EXERCISE INPUTS |
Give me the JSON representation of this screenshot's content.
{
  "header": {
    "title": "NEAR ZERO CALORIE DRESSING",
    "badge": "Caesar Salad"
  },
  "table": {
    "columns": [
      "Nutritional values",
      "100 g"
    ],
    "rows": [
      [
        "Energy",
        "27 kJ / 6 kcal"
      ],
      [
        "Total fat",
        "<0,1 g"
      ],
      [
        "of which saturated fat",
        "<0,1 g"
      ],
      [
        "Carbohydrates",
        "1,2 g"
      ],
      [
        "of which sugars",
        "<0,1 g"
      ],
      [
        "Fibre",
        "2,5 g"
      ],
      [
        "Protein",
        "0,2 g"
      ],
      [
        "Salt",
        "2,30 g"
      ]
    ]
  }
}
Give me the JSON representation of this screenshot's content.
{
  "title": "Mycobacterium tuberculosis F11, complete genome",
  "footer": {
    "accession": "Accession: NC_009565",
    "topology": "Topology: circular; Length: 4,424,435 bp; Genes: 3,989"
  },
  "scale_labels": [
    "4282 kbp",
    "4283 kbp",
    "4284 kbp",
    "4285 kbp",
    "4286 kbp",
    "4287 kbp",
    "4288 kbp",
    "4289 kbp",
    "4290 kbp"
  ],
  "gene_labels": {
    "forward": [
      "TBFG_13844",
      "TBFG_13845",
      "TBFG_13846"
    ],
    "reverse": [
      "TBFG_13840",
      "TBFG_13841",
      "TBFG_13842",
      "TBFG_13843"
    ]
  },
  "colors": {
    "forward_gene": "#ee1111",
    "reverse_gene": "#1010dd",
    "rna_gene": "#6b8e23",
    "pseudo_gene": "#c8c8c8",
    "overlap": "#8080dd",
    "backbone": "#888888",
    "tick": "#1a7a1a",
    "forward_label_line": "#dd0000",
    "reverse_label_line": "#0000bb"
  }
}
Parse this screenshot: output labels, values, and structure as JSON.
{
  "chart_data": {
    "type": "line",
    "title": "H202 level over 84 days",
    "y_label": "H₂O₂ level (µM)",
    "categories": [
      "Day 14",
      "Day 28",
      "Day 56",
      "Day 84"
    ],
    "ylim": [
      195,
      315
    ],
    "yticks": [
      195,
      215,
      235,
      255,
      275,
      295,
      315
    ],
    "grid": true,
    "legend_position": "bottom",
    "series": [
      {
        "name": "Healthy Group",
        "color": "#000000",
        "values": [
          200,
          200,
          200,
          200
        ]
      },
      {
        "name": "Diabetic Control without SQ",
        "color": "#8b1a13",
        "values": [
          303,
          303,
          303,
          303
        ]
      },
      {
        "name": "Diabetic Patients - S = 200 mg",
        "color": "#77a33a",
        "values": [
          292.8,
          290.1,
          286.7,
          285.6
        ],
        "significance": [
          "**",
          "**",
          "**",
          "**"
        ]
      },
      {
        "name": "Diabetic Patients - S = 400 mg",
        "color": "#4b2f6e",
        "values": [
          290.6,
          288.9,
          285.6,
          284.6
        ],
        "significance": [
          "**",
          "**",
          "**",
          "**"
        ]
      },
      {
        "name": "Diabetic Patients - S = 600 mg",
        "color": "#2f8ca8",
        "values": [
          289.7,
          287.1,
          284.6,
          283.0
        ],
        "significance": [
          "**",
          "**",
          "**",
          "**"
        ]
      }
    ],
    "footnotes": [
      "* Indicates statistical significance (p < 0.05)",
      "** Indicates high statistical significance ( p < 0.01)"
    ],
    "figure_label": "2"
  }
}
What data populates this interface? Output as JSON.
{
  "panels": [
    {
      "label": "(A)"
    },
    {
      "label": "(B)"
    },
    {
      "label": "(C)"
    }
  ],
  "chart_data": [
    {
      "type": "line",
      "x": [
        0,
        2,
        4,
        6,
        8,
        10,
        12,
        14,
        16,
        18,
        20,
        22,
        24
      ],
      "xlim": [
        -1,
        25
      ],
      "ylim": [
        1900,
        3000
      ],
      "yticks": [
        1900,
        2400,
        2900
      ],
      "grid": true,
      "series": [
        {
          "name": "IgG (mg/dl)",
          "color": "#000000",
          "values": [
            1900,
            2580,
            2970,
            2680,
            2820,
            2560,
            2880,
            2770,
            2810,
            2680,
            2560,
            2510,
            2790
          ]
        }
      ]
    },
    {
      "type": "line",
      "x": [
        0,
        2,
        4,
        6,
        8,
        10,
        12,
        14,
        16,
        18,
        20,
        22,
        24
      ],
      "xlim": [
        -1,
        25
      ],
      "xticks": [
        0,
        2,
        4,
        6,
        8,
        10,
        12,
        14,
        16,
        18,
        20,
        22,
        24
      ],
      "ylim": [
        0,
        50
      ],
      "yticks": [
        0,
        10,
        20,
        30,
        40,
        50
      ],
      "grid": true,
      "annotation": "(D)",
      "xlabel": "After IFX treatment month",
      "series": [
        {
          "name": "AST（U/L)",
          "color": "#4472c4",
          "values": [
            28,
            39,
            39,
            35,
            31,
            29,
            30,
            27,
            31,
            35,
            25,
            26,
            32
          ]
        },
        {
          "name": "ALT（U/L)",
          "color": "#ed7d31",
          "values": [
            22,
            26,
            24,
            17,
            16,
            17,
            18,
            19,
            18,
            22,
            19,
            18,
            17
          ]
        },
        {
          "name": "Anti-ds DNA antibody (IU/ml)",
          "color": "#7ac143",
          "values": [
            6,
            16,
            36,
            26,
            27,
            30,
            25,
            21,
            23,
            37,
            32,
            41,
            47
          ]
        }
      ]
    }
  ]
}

INSTRUCTIONS FOR THE TASK |
Using the data above, return each line exactly as written.

RESPONSE AREA |
Give me the JSON representation of this screenshot's content.
{
  "header": {
    "title": "NEAR ZERO CALORIE DRESSING",
    "badge": "Caesar Salad"
  },
  "table": {
    "columns": [
      "Nutritional values",
      "100 g"
    ],
    "rows": [
      [
        "Energy",
        "27 kJ / 6 kcal"
      ],
      [
        "Total fat",
        "<0,1 g"
      ],
      [
        "of which saturated fat",
        "<0,1 g"
      ],
      [
        "Carbohydrates",
        "1,2 g"
      ],
      [
        "of which sugars",
        "<0,1 g"
      ],
      [
        "Fibre",
        "2,5 g"
      ],
      [
        "Protein",
        "0,2 g"
      ],
      [
        "Salt",
        "2,30 g"
      ]
    ]
  }
}
Give me the JSON representation of this screenshot's content.
{
  "title": "Mycobacterium tuberculosis F11, complete genome",
  "footer": {
    "accession": "Accession: NC_009565",
    "topology": "Topology: circular; Length: 4,424,435 bp; Genes: 3,989"
  },
  "scale_labels": [
    "4282 kbp",
    "4283 kbp",
    "4284 kbp",
    "4285 kbp",
    "4286 kbp",
    "4287 kbp",
    "4288 kbp",
    "4289 kbp",
    "4290 kbp"
  ],
  "gene_labels": {
    "forward": [
      "TBFG_13844",
      "TBFG_13845",
      "TBFG_13846"
    ],
    "reverse": [
      "TBFG_13840",
      "TBFG_13841",
      "TBFG_13842",
      "TBFG_13843"
    ]
  },
  "colors": {
    "forward_gene": "#ee1111",
    "reverse_gene": "#1010dd",
    "rna_gene": "#6b8e23",
    "pseudo_gene": "#c8c8c8",
    "overlap": "#8080dd",
    "backbone": "#888888",
    "tick": "#1a7a1a",
    "forward_label_line": "#dd0000",
    "reverse_label_line": "#0000bb"
  }
}
Parse this screenshot: output labels, values, and structure as JSON.
{
  "chart_data": {
    "type": "line",
    "title": "H202 level over 84 days",
    "y_label": "H₂O₂ level (µM)",
    "categories": [
      "Day 14",
      "Day 28",
      "Day 56",
      "Day 84"
    ],
    "ylim": [
      195,
      315
    ],
    "yticks": [
      195,
      215,
      235,
      255,
      275,
      295,
      315
    ],
    "grid": true,
    "legend_position": "bottom",
    "series": [
      {
        "name": "Healthy Group",
        "color": "#000000",
        "values": [
          200,
          200,
          200,
          200
        ]
      },
      {
        "name": "Diabetic Control without SQ",
        "color": "#8b1a13",
        "values": [
          303,
          303,
          303,
          303
        ]
      },
      {
        "name": "Diabetic Patients - S = 200 mg",
        "color": "#77a33a",
        "values": [
          292.8,
          290.1,
          286.7,
          285.6
        ],
        "significance": [
          "**",
          "**",
          "**",
          "**"
        ]
      },
      {
        "name": "Diabetic Patients - S = 400 mg",
        "color": "#4b2f6e",
        "values": [
          290.6,
          288.9,
          285.6,
          284.6
        ],
        "significance": [
          "**",
          "**",
          "**",
          "**"
        ]
      },
      {
        "name": "Diabetic Patients - S = 600 mg",
        "color": "#2f8ca8",
        "values": [
          289.7,
          287.1,
          284.6,
          283.0
        ],
        "significance": [
          "**",
          "**",
          "**",
          "**"
        ]
      }
    ],
    "footnotes": [
      "* Indicates statistical significance (p < 0.05)",
      "** Indicates high statistical significance ( p < 0.01)"
    ],
    "figure_label": "2"
  }
}
What data populates this interface? Output as JSON.
{
  "panels": [
    {
      "label": "(A)"
    },
    {
      "label": "(B)"
    },
    {
      "label": "(C)"
    }
  ],
  "chart_data": [
    {
      "type": "line",
      "x": [
        0,
        2,
        4,
        6,
        8,
        10,
        12,
        14,
        16,
        18,
        20,
        22,
        24
      ],
      "xlim": [
        -1,
        25
      ],
      "ylim": [
        1900,
        3000
      ],
      "yticks": [
        1900,
        2400,
        2900
      ],
      "grid": true,
      "series": [
        {
          "name": "IgG (mg/dl)",
          "color": "#000000",
          "values": [
            1900,
            2580,
            2970,
            2680,
            2820,
            2560,
            2880,
            2770,
            2810,
            2680,
            2560,
            2510,
            2790
          ]
        }
      ]
    },
    {
      "type": "line",
      "x": [
        0,
        2,
        4,
        6,
        8,
        10,
        12,
        14,
        16,
        18,
        20,
        22,
        24
      ],
      "xlim": [
        -1,
        25
      ],
      "xticks": [
        0,
        2,
        4,
        6,
        8,
        10,
        12,
        14,
        16,
        18,
        20,
        22,
        24
      ],
      "ylim": [
        0,
        50
      ],
      "yticks": [
        0,
        10,
        20,
        30,
        40,
        50
      ],
      "grid": true,
      "annotation": "(D)",
      "xlabel": "After IFX treatment month",
      "series": [
        {
          "name": "AST（U/L)",
          "color": "#4472c4",
          "values": [
            28,
            39,
            39,
            35,
            31,
            29,
            30,
            27,
            31,
            35,
            25,
            26,
            32
          ]
        },
        {
          "name": "ALT（U/L)",
          "color": "#ed7d31",
          "values": [
            22,
            26,
            24,
            17,
            16,
            17,
            18,
            19,
            18,
            22,
            19,
            18,
            17
          ]
        },
        {
          "name": "Anti-ds DNA antibody (IU/ml)",
          "color": "#7ac143",
          "values": [
            6,
            16,
            36,
            26,
            27,
            30,
            25,
            21,
            23,
            37,
            32,
            41,
            47
          ]
        }
      ]
    }
  ]
}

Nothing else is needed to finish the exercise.